### GOAL OF THE EXERCISE
Using the listing below, report all lines holding the word "text".

★ ★ ★ ★ ★

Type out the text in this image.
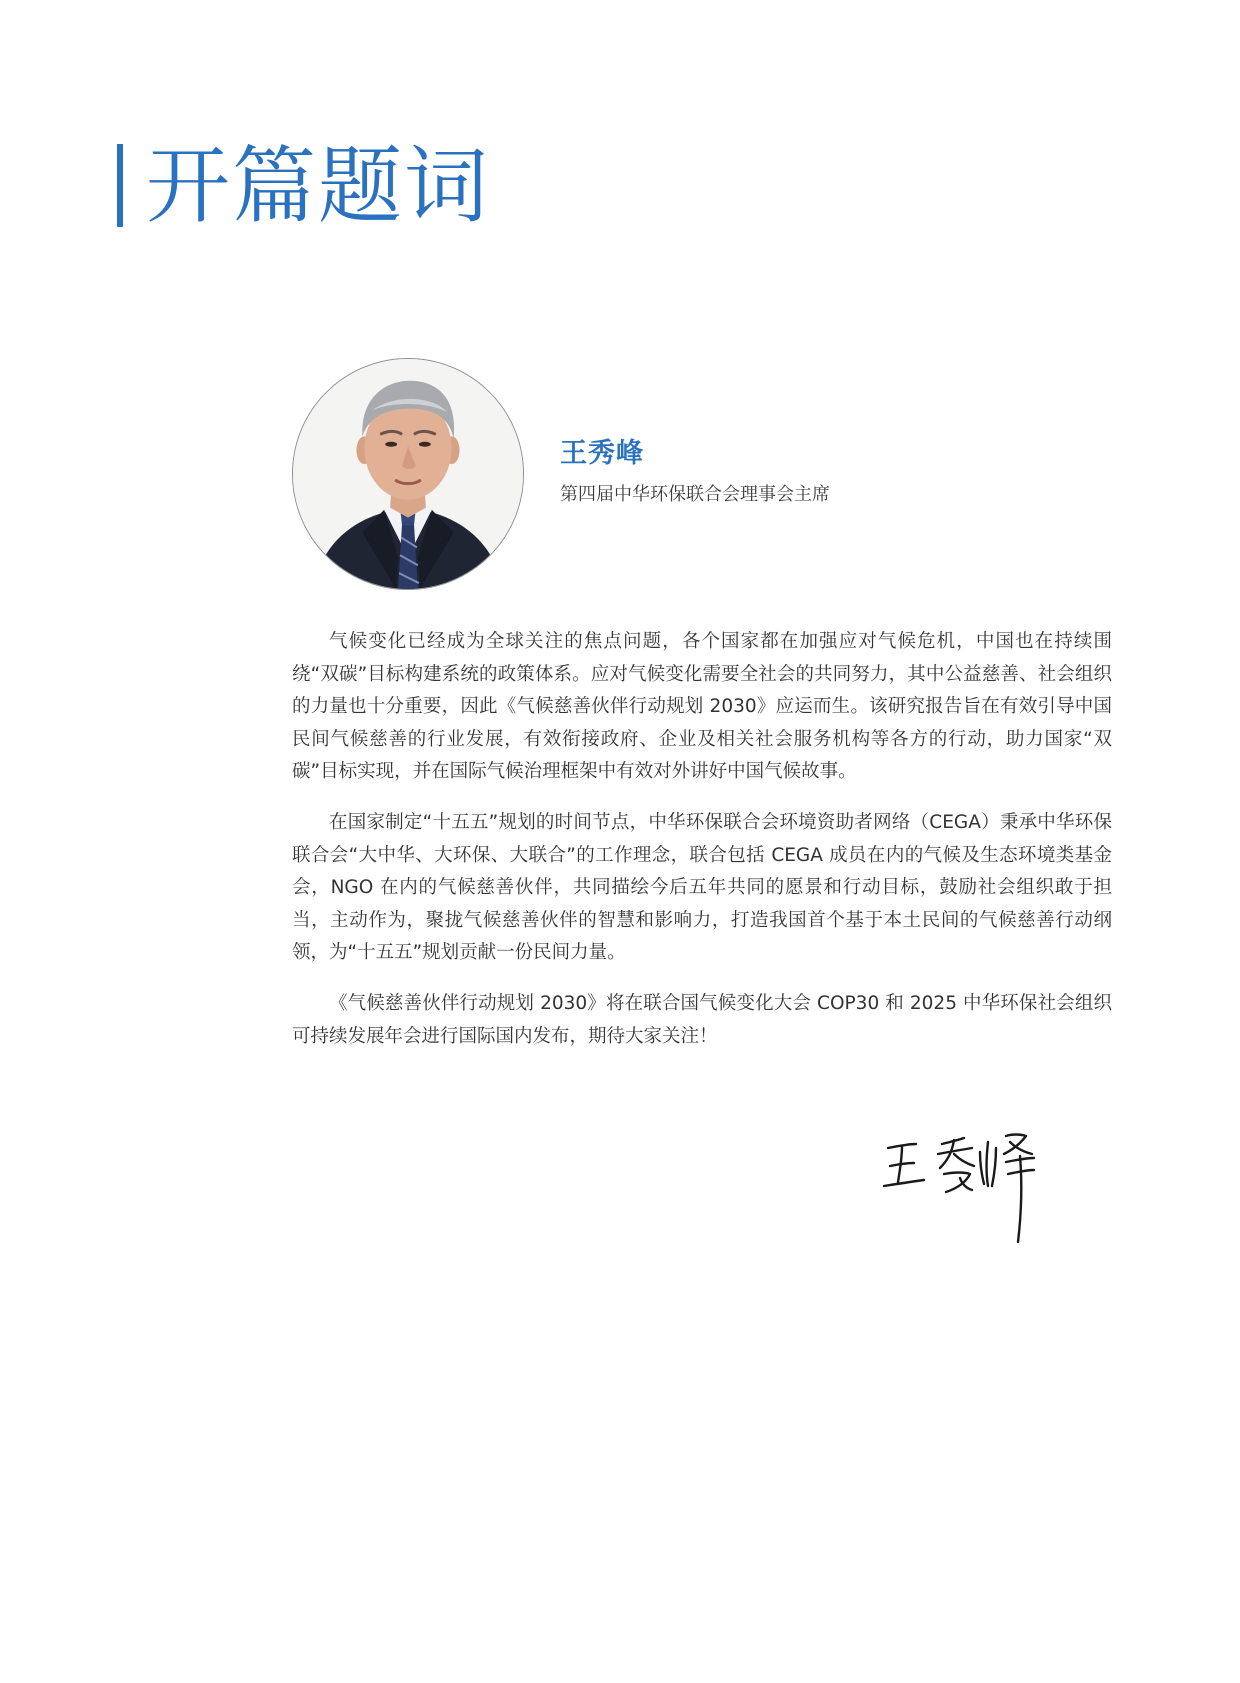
开篇题词
王秀峰

第四届中华环保联合会理事会主席

气候变化已经成为全球关注的焦点问题，各个国家都在加强应对气候危机，中国也在持续围绕“双碳”目标构建系统的政策体系。应对气候变化需要全社会的共同努力，其中公益慈善、社会组织的力量也十分重要，因此《气候慈善伙伴行动规划 2030》应运而生。该研究报告旨在有效引导中国民间气候慈善的行业发展，有效衔接政府、企业及相关社会服务机构等各方的行动，助力国家“双碳”目标实现，并在国际气候治理框架中有效对外讲好中国气候故事。

在国家制定“十五五”规划的时间节点，中华环保联合会环境资助者网络（CEGA）秉承中华环保联合会“大中华、大环保、大联合”的工作理念，联合包括 CEGA 成员在内的气候及生态环境类基金会，NGO 在内的气候慈善伙伴，共同描绘今后五年共同的愿景和行动目标，鼓励社会组织敢于担当，主动作为，聚拢气候慈善伙伴的智慧和影响力，打造我国首个基于本土民间的气候慈善行动纲领，为“十五五”规划贡献一份民间力量。

《气候慈善伙伴行动规划 2030》将在联合国气候变化大会 COP30 和 2025 中华环保社会组织可持续发展年会进行国际国内发布，期待大家关注！
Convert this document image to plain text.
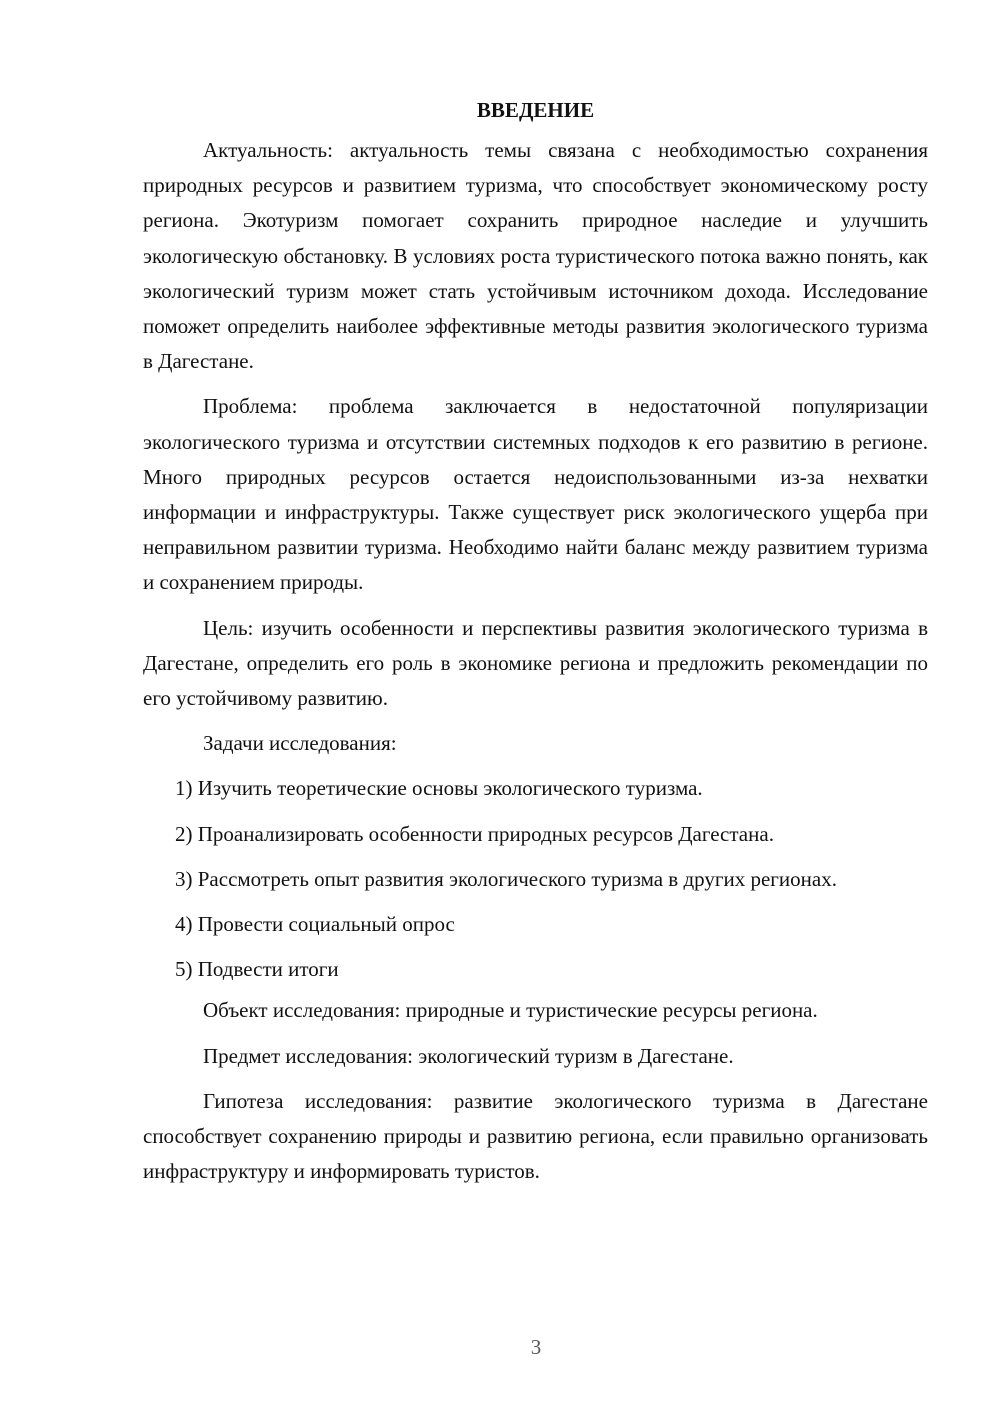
ВВЕДЕНИЕ

Актуальность: актуальность темы связана с необходимостью сохранения природных ресурсов и развитием туризма, что способствует экономическому росту региона. Экотуризм помогает сохранить природное наследие и улучшить экологическую обстановку. В условиях роста туристического потока важно понять, как экологический туризм может стать устойчивым источником дохода. Исследование поможет определить наиболее эффективные методы развития экологического туризма в Дагестане.

Проблема: проблема заключается в недостаточной популяризации экологического туризма и отсутствии системных подходов к его развитию в регионе. Много природных ресурсов остается недоиспользованными из-за нехватки информации и инфраструктуры. Также существует риск экологического ущерба при неправильном развитии туризма. Необходимо найти баланс между развитием туризма и сохранением природы.

Цель: изучить особенности и перспективы развития экологического туризма в Дагестане, определить его роль в экономике региона и предложить рекомендации по его устойчивому развитию.

Задачи исследования:

1) Изучить теоретические основы экологического туризма.

2) Проанализировать особенности природных ресурсов Дагестана.

3) Рассмотреть опыт развития экологического туризма в других регионах.

4) Провести социальный опрос

5) Подвести итоги

Объект исследования: природные и туристические ресурсы региона.

Предмет исследования: экологический туризм в Дагестане.

Гипотеза исследования: развитие экологического туризма в Дагестане способствует сохранению природы и развитию региона, если правильно организовать инфраструктуру и информировать туристов.

3
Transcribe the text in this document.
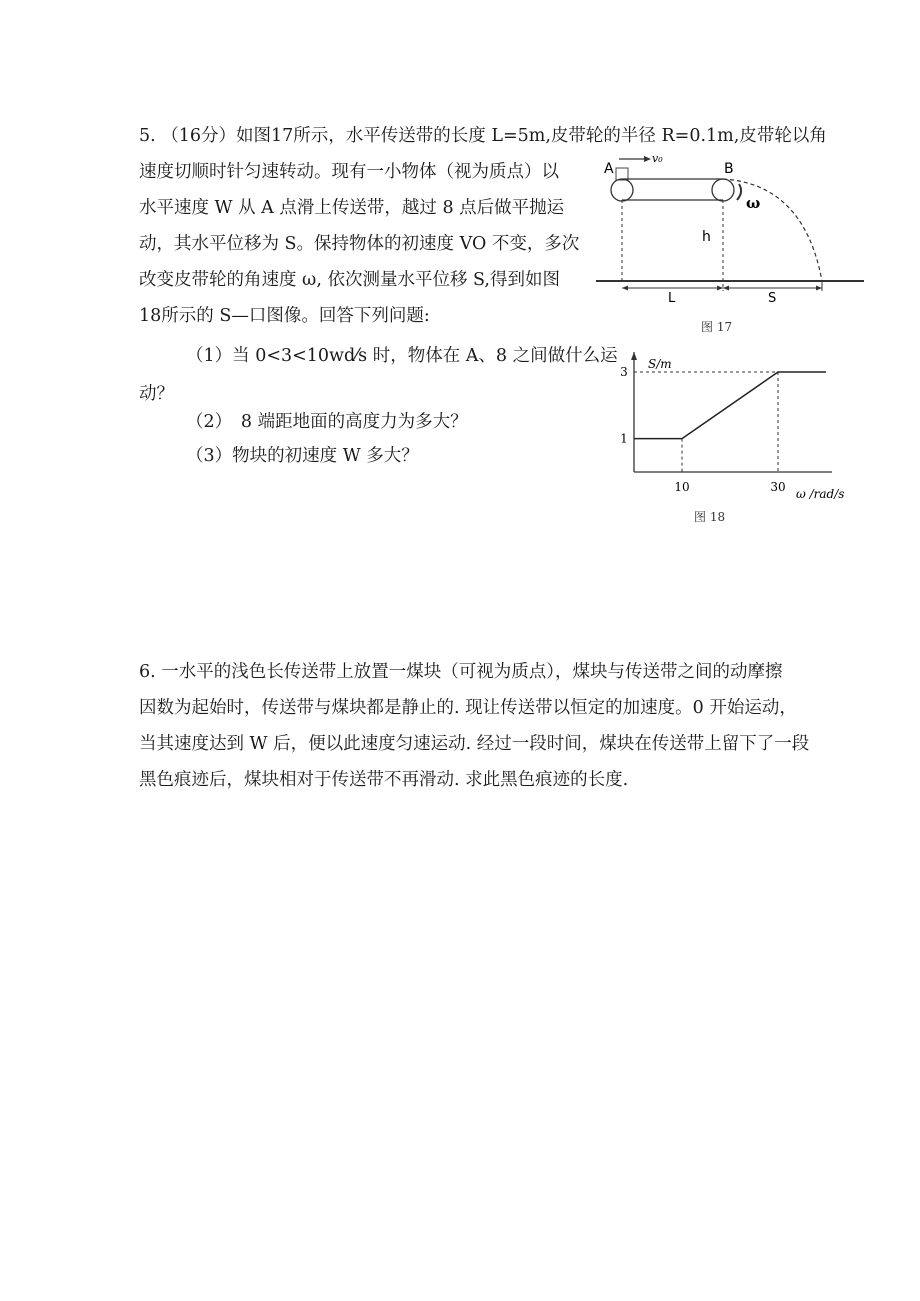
5. （16分）如图17所示，水平传送带的长度 L=5m,皮带轮的半径 R=0.1m,皮带轮以角
速度切顺时针匀速转动。现有一小物体（视为质点）以
水平速度 W 从 A 点滑上传送带，越过 8 点后做平抛运
动，其水平位移为 S。保持物体的初速度 VO 不变，多次
改变皮带轮的角速度 ω, 依次测量水平位移 S,得到如图
18所示的 S—口图像。回答下列问题:
（1）当 0<3<10wd⁄s 时，物体在 A、8 之间做什么运
动？
（2）　8 端距地面的高度力为多大？
（3）物块的初速度 W 多大？
A
v₀
B
ω
h
L	S
图 17
S/m
ω /rad/s
1
3
10	30
图 18
6. 一水平的浅色长传送带上放置一煤块（可视为质点），煤块与传送带之间的动摩擦
因数为起始时，传送带与煤块都是静止的. 现让传送带以恒定的加速度。0 开始运动，
当其速度达到 W 后，便以此速度匀速运动. 经过一段时间，煤块在传送带上留下了一段
黑色痕迹后，煤块相对于传送带不再滑动. 求此黑色痕迹的长度.
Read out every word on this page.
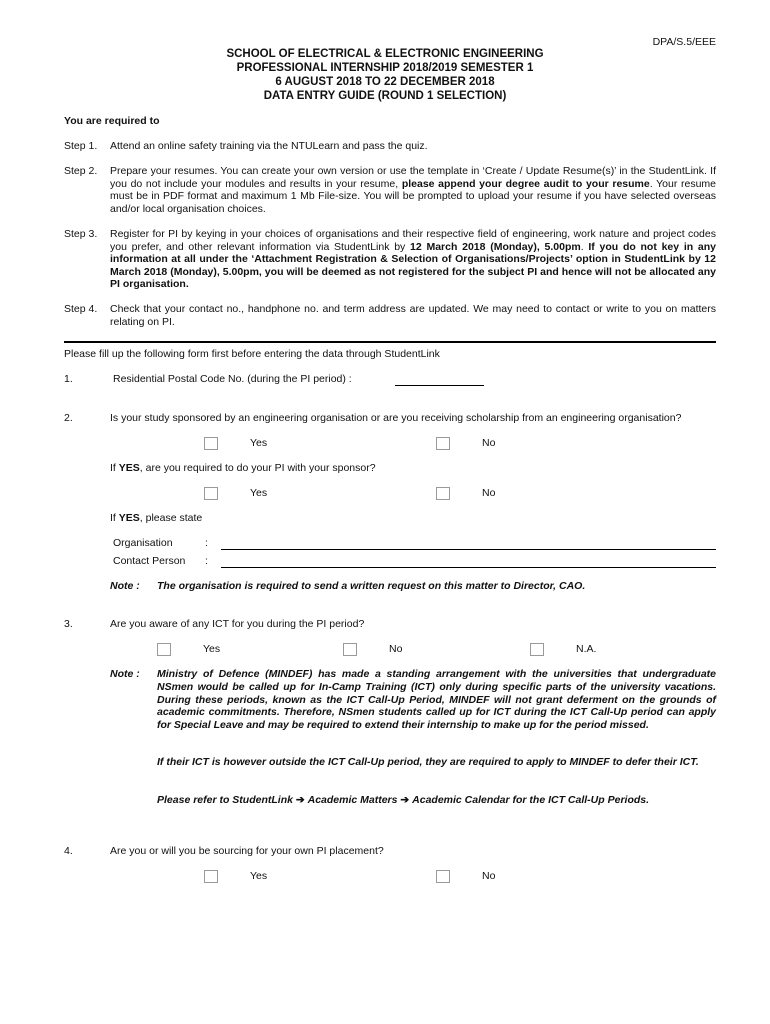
DPA/S.5/EEE
SCHOOL OF ELECTRICAL & ELECTRONIC ENGINEERING
PROFESSIONAL INTERNSHIP 2018/2019 SEMESTER 1
6 AUGUST 2018 TO 22 DECEMBER 2018
DATA ENTRY GUIDE (ROUND 1 SELECTION)
You are required to
Step 1. Attend an online safety training via the NTULearn and pass the quiz.
Step 2. Prepare your resumes. You can create your own version or use the template in ‘Create / Update Resume(s)’ in the StudentLink. If you do not include your modules and results in your resume, please append your degree audit to your resume. Your resume must be in PDF format and maximum 1 Mb File-size. You will be prompted to upload your resume if you have selected overseas and/or local organisation choices.
Step 3. Register for PI by keying in your choices of organisations and their respective field of engineering, work nature and project codes you prefer, and other relevant information via StudentLink by 12 March 2018 (Monday), 5.00pm. If you do not key in any information at all under the ‘Attachment Registration & Selection of Organisations/Projects’ option in StudentLink by 12 March 2018 (Monday), 5.00pm, you will be deemed as not registered for the subject PI and hence will not be allocated any PI organisation.
Step 4. Check that your contact no., handphone no. and term address are updated. We may need to contact or write to you on matters relating on PI.
Please fill up the following form first before entering the data through StudentLink
1.	Residential Postal Code No. (during the PI period) :
2.	Is your study sponsored by an engineering organisation or are you receiving scholarship from an engineering organisation?
Yes	No
If YES, are you required to do your PI with your sponsor?
Yes	No
If YES, please state
Organisation	:
Contact Person :
Note : The organisation is required to send a written request on this matter to Director, CAO.
3.	Are you aware of any ICT for you during the PI period?
Yes	No	N.A.
Note : Ministry of Defence (MINDEF) has made a standing arrangement with the universities that undergraduate NSmen would be called up for In-Camp Training (ICT) only during specific parts of the university vacations. During these periods, known as the ICT Call-Up Period, MINDEF will not grant deferment on the grounds of academic commitments. Therefore, NSmen students called up for ICT during the ICT Call-Up period can apply for Special Leave and may be required to extend their internship to make up for the period missed.
If their ICT is however outside the ICT Call-Up period, they are required to apply to MINDEF to defer their ICT.
Please refer to StudentLink ➔ Academic Matters ➔ Academic Calendar for the ICT Call-Up Periods.
4.	Are you or will you be sourcing for your own PI placement?
Yes	No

★ ★ ★ ★ ★

### EXPECTED OUTPUT
Type out the text in this image.
Convert this document image to plain text.
Transcribe the text in this document.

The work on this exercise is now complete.